***** DATASET EXCERPTS *****
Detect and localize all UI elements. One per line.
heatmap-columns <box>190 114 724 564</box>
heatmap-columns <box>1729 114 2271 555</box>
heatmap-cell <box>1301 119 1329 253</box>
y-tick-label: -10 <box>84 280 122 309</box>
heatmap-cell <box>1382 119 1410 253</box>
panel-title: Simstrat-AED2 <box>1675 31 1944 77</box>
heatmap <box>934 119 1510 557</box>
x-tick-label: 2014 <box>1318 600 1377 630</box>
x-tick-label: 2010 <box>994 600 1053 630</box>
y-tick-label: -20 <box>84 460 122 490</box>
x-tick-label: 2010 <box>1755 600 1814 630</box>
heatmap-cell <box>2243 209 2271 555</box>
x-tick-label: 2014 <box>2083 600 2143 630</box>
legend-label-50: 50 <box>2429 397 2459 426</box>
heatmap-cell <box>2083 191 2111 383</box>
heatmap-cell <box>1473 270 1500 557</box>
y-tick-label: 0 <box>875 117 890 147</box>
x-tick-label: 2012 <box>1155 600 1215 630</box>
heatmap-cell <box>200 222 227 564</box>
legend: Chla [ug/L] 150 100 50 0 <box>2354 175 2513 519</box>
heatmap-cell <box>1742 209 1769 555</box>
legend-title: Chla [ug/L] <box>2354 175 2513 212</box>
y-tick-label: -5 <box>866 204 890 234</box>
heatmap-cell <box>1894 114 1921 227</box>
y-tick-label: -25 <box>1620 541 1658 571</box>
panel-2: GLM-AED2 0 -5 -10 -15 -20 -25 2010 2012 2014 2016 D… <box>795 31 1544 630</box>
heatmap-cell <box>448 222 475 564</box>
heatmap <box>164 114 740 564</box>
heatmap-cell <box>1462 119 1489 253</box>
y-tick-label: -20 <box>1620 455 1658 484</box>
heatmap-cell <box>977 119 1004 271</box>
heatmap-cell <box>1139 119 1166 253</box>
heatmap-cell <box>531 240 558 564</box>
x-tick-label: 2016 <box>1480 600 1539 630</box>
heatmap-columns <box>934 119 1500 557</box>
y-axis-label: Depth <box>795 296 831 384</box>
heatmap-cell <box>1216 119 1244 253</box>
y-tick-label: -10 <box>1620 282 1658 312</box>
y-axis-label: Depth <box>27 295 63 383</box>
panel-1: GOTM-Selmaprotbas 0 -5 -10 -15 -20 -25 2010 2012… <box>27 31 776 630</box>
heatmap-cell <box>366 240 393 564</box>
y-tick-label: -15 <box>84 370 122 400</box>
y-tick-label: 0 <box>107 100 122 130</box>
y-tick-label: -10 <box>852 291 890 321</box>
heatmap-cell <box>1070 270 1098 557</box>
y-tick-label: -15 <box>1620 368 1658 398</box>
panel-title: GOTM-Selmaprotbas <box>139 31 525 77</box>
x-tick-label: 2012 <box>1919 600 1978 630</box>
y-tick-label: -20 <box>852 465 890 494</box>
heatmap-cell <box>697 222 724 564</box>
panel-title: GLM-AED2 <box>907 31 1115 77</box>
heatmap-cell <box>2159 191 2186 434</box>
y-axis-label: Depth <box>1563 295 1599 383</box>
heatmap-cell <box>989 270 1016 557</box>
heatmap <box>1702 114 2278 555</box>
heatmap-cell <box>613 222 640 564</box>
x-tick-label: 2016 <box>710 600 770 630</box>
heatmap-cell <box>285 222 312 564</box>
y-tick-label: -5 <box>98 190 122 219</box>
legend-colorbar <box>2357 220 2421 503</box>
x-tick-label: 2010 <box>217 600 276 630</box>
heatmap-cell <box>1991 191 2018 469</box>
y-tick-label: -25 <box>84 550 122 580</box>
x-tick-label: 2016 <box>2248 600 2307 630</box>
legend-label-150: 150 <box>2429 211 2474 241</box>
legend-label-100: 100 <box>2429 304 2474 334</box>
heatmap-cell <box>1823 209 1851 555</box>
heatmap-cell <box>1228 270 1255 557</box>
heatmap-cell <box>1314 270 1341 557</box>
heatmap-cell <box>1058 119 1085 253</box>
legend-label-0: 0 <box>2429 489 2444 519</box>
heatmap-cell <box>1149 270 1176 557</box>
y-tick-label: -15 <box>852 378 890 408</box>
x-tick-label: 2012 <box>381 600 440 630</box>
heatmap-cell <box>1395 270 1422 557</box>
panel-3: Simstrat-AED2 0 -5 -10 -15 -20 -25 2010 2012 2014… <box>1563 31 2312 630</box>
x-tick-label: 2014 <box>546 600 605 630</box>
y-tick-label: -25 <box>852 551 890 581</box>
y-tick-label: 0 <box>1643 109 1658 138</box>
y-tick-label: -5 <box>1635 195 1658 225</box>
*****
_PROBLEM DESCRIPTION_: Copy all the lines above without changing anything.

_FINISHED ANSWER_:
Detect and localize all UI elements. One per line.
heatmap-columns <box>190 114 724 564</box>
heatmap-columns <box>1729 114 2271 555</box>
heatmap-cell <box>1301 119 1329 253</box>
y-tick-label: -10 <box>84 280 122 309</box>
heatmap-cell <box>1382 119 1410 253</box>
panel-title: Simstrat-AED2 <box>1675 31 1944 77</box>
heatmap <box>934 119 1510 557</box>
x-tick-label: 2014 <box>1318 600 1377 630</box>
x-tick-label: 2010 <box>994 600 1053 630</box>
y-tick-label: -20 <box>84 460 122 490</box>
x-tick-label: 2010 <box>1755 600 1814 630</box>
heatmap-cell <box>2243 209 2271 555</box>
x-tick-label: 2014 <box>2083 600 2143 630</box>
legend-label-50: 50 <box>2429 397 2459 426</box>
heatmap-cell <box>2083 191 2111 383</box>
heatmap-cell <box>1473 270 1500 557</box>
y-tick-label: 0 <box>875 117 890 147</box>
x-tick-label: 2012 <box>1155 600 1215 630</box>
heatmap-cell <box>200 222 227 564</box>
legend: Chla [ug/L] 150 100 50 0 <box>2354 175 2513 519</box>
heatmap-cell <box>1742 209 1769 555</box>
legend-title: Chla [ug/L] <box>2354 175 2513 212</box>
y-tick-label: -5 <box>866 204 890 234</box>
heatmap-cell <box>1894 114 1921 227</box>
y-tick-label: -25 <box>1620 541 1658 571</box>
panel-2: GLM-AED2 0 -5 -10 -15 -20 -25 2010 2012 2014 2016 D… <box>795 31 1544 630</box>
heatmap-cell <box>448 222 475 564</box>
heatmap <box>164 114 740 564</box>
heatmap-cell <box>1462 119 1489 253</box>
y-tick-label: -20 <box>1620 455 1658 484</box>
heatmap-cell <box>977 119 1004 271</box>
heatmap-cell <box>1139 119 1166 253</box>
heatmap-cell <box>531 240 558 564</box>
x-tick-label: 2016 <box>1480 600 1539 630</box>
heatmap-columns <box>934 119 1500 557</box>
y-axis-label: Depth <box>795 296 831 384</box>
heatmap-cell <box>1216 119 1244 253</box>
y-tick-label: -10 <box>1620 282 1658 312</box>
y-axis-label: Depth <box>27 295 63 383</box>
panel-1: GOTM-Selmaprotbas 0 -5 -10 -15 -20 -25 2010 2012… <box>27 31 776 630</box>
heatmap-cell <box>366 240 393 564</box>
y-tick-label: -15 <box>84 370 122 400</box>
y-tick-label: 0 <box>107 100 122 130</box>
y-tick-label: -10 <box>852 291 890 321</box>
heatmap-cell <box>1070 270 1098 557</box>
y-tick-label: -15 <box>1620 368 1658 398</box>
panel-title: GOTM-Selmaprotbas <box>139 31 525 77</box>
x-tick-label: 2012 <box>1919 600 1978 630</box>
y-tick-label: -20 <box>852 465 890 494</box>
heatmap-cell <box>697 222 724 564</box>
panel-title: GLM-AED2 <box>907 31 1115 77</box>
heatmap-cell <box>2159 191 2186 434</box>
y-axis-label: Depth <box>1563 295 1599 383</box>
heatmap-cell <box>989 270 1016 557</box>
heatmap <box>1702 114 2278 555</box>
heatmap-cell <box>613 222 640 564</box>
x-tick-label: 2016 <box>710 600 770 630</box>
heatmap-cell <box>285 222 312 564</box>
y-tick-label: -5 <box>98 190 122 219</box>
legend-colorbar <box>2357 220 2421 503</box>
x-tick-label: 2010 <box>217 600 276 630</box>
heatmap-cell <box>1991 191 2018 469</box>
y-tick-label: -25 <box>84 550 122 580</box>
x-tick-label: 2016 <box>2248 600 2307 630</box>
legend-label-150: 150 <box>2429 211 2474 241</box>
legend-label-100: 100 <box>2429 304 2474 334</box>
heatmap-cell <box>1823 209 1851 555</box>
heatmap-cell <box>1228 270 1255 557</box>
heatmap-cell <box>1314 270 1341 557</box>
heatmap-cell <box>1058 119 1085 253</box>
legend-label-0: 0 <box>2429 489 2444 519</box>
heatmap-cell <box>1149 270 1176 557</box>
y-tick-label: -15 <box>852 378 890 408</box>
x-tick-label: 2012 <box>381 600 440 630</box>
heatmap-cell <box>1395 270 1422 557</box>
panel-3: Simstrat-AED2 0 -5 -10 -15 -20 -25 2010 2012 2014… <box>1563 31 2312 630</box>
x-tick-label: 2014 <box>546 600 605 630</box>
y-tick-label: -25 <box>852 551 890 581</box>
y-tick-label: 0 <box>1643 109 1658 138</box>
y-tick-label: -5 <box>1635 195 1658 225</box>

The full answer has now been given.